--- Begin LISTED ENTRIES ---
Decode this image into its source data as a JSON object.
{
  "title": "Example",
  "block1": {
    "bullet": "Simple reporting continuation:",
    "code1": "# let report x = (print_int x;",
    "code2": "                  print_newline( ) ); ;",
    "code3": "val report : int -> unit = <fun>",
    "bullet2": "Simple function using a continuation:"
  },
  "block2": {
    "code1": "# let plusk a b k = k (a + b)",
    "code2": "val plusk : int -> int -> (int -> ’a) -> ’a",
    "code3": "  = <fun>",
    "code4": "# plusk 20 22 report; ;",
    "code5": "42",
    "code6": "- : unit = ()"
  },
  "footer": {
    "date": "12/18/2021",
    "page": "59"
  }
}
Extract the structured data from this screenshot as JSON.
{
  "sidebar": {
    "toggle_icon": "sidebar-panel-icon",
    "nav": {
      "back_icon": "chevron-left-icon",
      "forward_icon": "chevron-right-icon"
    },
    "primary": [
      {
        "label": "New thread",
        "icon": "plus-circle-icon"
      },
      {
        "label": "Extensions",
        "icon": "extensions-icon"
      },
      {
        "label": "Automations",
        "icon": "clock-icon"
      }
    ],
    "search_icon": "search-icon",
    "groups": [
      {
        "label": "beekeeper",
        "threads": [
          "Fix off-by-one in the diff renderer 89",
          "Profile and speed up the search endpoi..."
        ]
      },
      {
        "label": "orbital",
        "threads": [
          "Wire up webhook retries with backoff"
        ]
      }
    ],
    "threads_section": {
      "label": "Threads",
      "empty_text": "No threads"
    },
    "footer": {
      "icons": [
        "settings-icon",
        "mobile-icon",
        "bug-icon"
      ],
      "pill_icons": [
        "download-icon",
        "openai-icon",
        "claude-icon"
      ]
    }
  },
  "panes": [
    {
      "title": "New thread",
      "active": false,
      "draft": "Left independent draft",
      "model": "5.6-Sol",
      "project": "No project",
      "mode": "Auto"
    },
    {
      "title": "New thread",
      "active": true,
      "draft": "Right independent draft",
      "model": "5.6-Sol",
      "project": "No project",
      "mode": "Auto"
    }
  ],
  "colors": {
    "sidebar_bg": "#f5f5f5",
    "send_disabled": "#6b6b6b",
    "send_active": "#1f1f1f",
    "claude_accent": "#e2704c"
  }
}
--- End LISTED ENTRIES ---
Extract, verbatim, the lines from the one containing "Extract the structured" through the last line of the listing above.

Extract the structured data from this screenshot as JSON.
{
  "sidebar": {
    "toggle_icon": "sidebar-panel-icon",
    "nav": {
      "back_icon": "chevron-left-icon",
      "forward_icon": "chevron-right-icon"
    },
    "primary": [
      {
        "label": "New thread",
        "icon": "plus-circle-icon"
      },
      {
        "label": "Extensions",
        "icon": "extensions-icon"
      },
      {
        "label": "Automations",
        "icon": "clock-icon"
      }
    ],
    "search_icon": "search-icon",
    "groups": [
      {
        "label": "beekeeper",
        "threads": [
          "Fix off-by-one in the diff renderer 89",
          "Profile and speed up the search endpoi..."
        ]
      },
      {
        "label": "orbital",
        "threads": [
          "Wire up webhook retries with backoff"
        ]
      }
    ],
    "threads_section": {
      "label": "Threads",
      "empty_text": "No threads"
    },
    "footer": {
      "icons": [
        "settings-icon",
        "mobile-icon",
        "bug-icon"
      ],
      "pill_icons": [
        "download-icon",
        "openai-icon",
        "claude-icon"
      ]
    }
  },
  "panes": [
    {
      "title": "New thread",
      "active": false,
      "draft": "Left independent draft",
      "model": "5.6-Sol",
      "project": "No project",
      "mode": "Auto"
    },
    {
      "title": "New thread",
      "active": true,
      "draft": "Right independent draft",
      "model": "5.6-Sol",
      "project": "No project",
      "mode": "Auto"
    }
  ],
  "colors": {
    "sidebar_bg": "#f5f5f5",
    "send_disabled": "#6b6b6b",
    "send_active": "#1f1f1f",
    "claude_accent": "#e2704c"
  }
}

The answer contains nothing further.